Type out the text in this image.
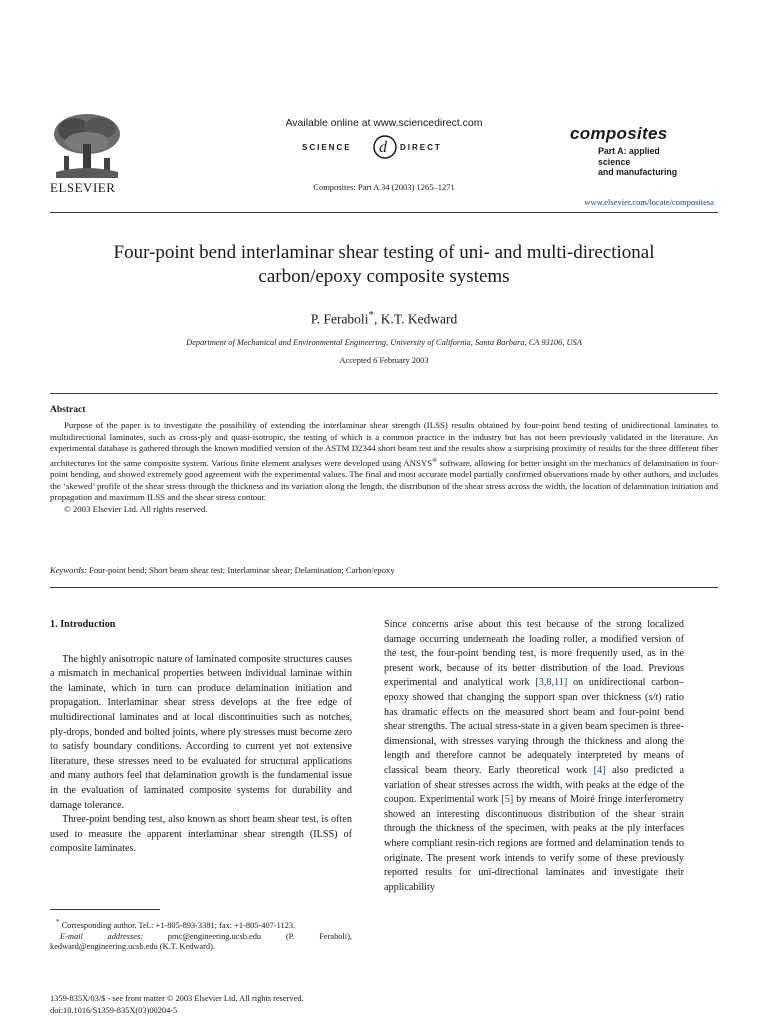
ELSEVIER
Available online at www.sciencedirect.com
SCIENCE d DIRECT
Composites: Part A 34 (2003) 1265–1271
composites
Part A: applied science
and manufacturing
www.elsevier.com/locate/compositesa
Four-point bend interlaminar shear testing of uni- and multi-directional
carbon/epoxy composite systems
P. Feraboli*, K.T. Kedward
Department of Mechanical and Environmental Engineering, University of California, Santa Barbara, CA 93106, USA
Accepted 6 February 2003
Abstract

Purpose of the paper is to investigate the possibility of extending the interlaminar shear strength (ILSS) results obtained by four-point bend testing of unidirectional laminates to multidirectional laminates, such as cross-ply and quasi-isotropic, the testing of which is a common practice in the industry but has not been previously validated in the literature. An experimental database is gathered through the known modified version of the ASTM D2344 short beam test and the results show a surprising proximity of results for the three different fiber architectures for the same composite system. Various finite element analyses were developed using ANSYS® software, allowing for better insight on the mechanics of delamination in four-point bending, and showed extremely good agreement with the experimental values. The final and most accurate model partially confirmed observations made by other authors, and includes the ‘skewed’ profile of the shear stress through the thickness and its variation along the length, the distribution of the shear stress across the width, the location of delamination initiation and propagation and maximum ILSS and the shear stress contour.

© 2003 Elsevier Ltd. All rights reserved.

Keywords: Four-point bend; Short beam shear test; Interlaminar shear; Delamination; Carbon/epoxy

1. Introduction

The highly anisotropic nature of laminated composite structures causes a mismatch in mechanical properties between individual laminae within the laminate, which in turn can produce delamination initiation and propagation. Interlaminar shear stress develops at the free edge of multidirectional laminates and at local discontinuities such as notches, ply-drops, bonded and bolted joints, where ply stresses must become zero to satisfy boundary conditions. According to current yet not extensive literature, these stresses need to be evaluated for structural applications and many authors feel that delamination growth is the fundamental issue in the evaluation of laminated composite systems for durability and damage tolerance.

Three-point bending test, also known as short beam shear test, is often used to measure the apparent interlaminar shear strength (ILSS) of composite laminates.

* Corresponding author. Tel.: +1-805-893-3381; fax: +1-805-407-1123.

E-mail addresses: pmc@engineering.ucsb.edu (P. Feraboli), kedward@engineering.ucsb.edu (K.T. Kedward).

1359-835X/03/$ - see front matter © 2003 Elsevier Ltd. All rights reserved.
doi:10.1016/S1359-835X(03)00204-5

Since concerns arise about this test because of the strong localized damage occurring underneath the loading roller, a modified version of the test, the four-point bending test, is more frequently used, as in the present work, because of its better distribution of the load. Previous experimental and analytical work [3,8,11] on unidirectional carbon–epoxy showed that changing the support span over thickness (s/t) ratio has dramatic effects on the measured short beam and four-point bend shear strengths. The actual stress-state in a given beam specimen is three-dimensional, with stresses varying through the thickness and along the length and therefore cannot be adequately interpreted by means of classical beam theory. Early theoretical work [4] also predicted a variation of shear stresses across the width, with peaks at the edge of the coupon. Experimental work [5] by means of Moiré fringe interferometry showed an interesting discontinuous distribution of the shear strain through the thickness of the specimen, with peaks at the ply interfaces where compliant resin-rich regions are formed and delamination tends to originate. The present work intends to verify some of these previously reported results for uni-directional laminates and investigate their applicability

***

Can you restate all the records above word for word while dropping the pictures?

Type out the text in this image.
ELSEVIER
Available online at www.sciencedirect.com
SCIENCE d DIRECT
Composites: Part A 34 (2003) 1265–1271
composites
Part A: applied science
and manufacturing
www.elsevier.com/locate/compositesa
Four-point bend interlaminar shear testing of uni- and multi-directional
carbon/epoxy composite systems
P. Feraboli*, K.T. Kedward
Department of Mechanical and Environmental Engineering, University of California, Santa Barbara, CA 93106, USA
Accepted 6 February 2003
Abstract

Purpose of the paper is to investigate the possibility of extending the interlaminar shear strength (ILSS) results obtained by four-point bend testing of unidirectional laminates to multidirectional laminates, such as cross-ply and quasi-isotropic, the testing of which is a common practice in the industry but has not been previously validated in the literature. An experimental database is gathered through the known modified version of the ASTM D2344 short beam test and the results show a surprising proximity of results for the three different fiber architectures for the same composite system. Various finite element analyses were developed using ANSYS® software, allowing for better insight on the mechanics of delamination in four-point bending, and showed extremely good agreement with the experimental values. The final and most accurate model partially confirmed observations made by other authors, and includes the ‘skewed’ profile of the shear stress through the thickness and its variation along the length, the distribution of the shear stress across the width, the location of delamination initiation and propagation and maximum ILSS and the shear stress contour.

© 2003 Elsevier Ltd. All rights reserved.

Keywords: Four-point bend; Short beam shear test; Interlaminar shear; Delamination; Carbon/epoxy

1. Introduction

The highly anisotropic nature of laminated composite structures causes a mismatch in mechanical properties between individual laminae within the laminate, which in turn can produce delamination initiation and propagation. Interlaminar shear stress develops at the free edge of multidirectional laminates and at local discontinuities such as notches, ply-drops, bonded and bolted joints, where ply stresses must become zero to satisfy boundary conditions. According to current yet not extensive literature, these stresses need to be evaluated for structural applications and many authors feel that delamination growth is the fundamental issue in the evaluation of laminated composite systems for durability and damage tolerance.

Three-point bending test, also known as short beam shear test, is often used to measure the apparent interlaminar shear strength (ILSS) of composite laminates.

* Corresponding author. Tel.: +1-805-893-3381; fax: +1-805-407-1123.

E-mail addresses: pmc@engineering.ucsb.edu (P. Feraboli), kedward@engineering.ucsb.edu (K.T. Kedward).

1359-835X/03/$ - see front matter © 2003 Elsevier Ltd. All rights reserved.
doi:10.1016/S1359-835X(03)00204-5

Since concerns arise about this test because of the strong localized damage occurring underneath the loading roller, a modified version of the test, the four-point bending test, is more frequently used, as in the present work, because of its better distribution of the load. Previous experimental and analytical work [3,8,11] on unidirectional carbon–epoxy showed that changing the support span over thickness (s/t) ratio has dramatic effects on the measured short beam and four-point bend shear strengths. The actual stress-state in a given beam specimen is three-dimensional, with stresses varying through the thickness and along the length and therefore cannot be adequately interpreted by means of classical beam theory. Early theoretical work [4] also predicted a variation of shear stresses across the width, with peaks at the edge of the coupon. Experimental work [5] by means of Moiré fringe interferometry showed an interesting discontinuous distribution of the shear strain through the thickness of the specimen, with peaks at the ply interfaces where compliant resin-rich regions are formed and delamination tends to originate. The present work intends to verify some of these previously reported results for uni-directional laminates and investigate their applicability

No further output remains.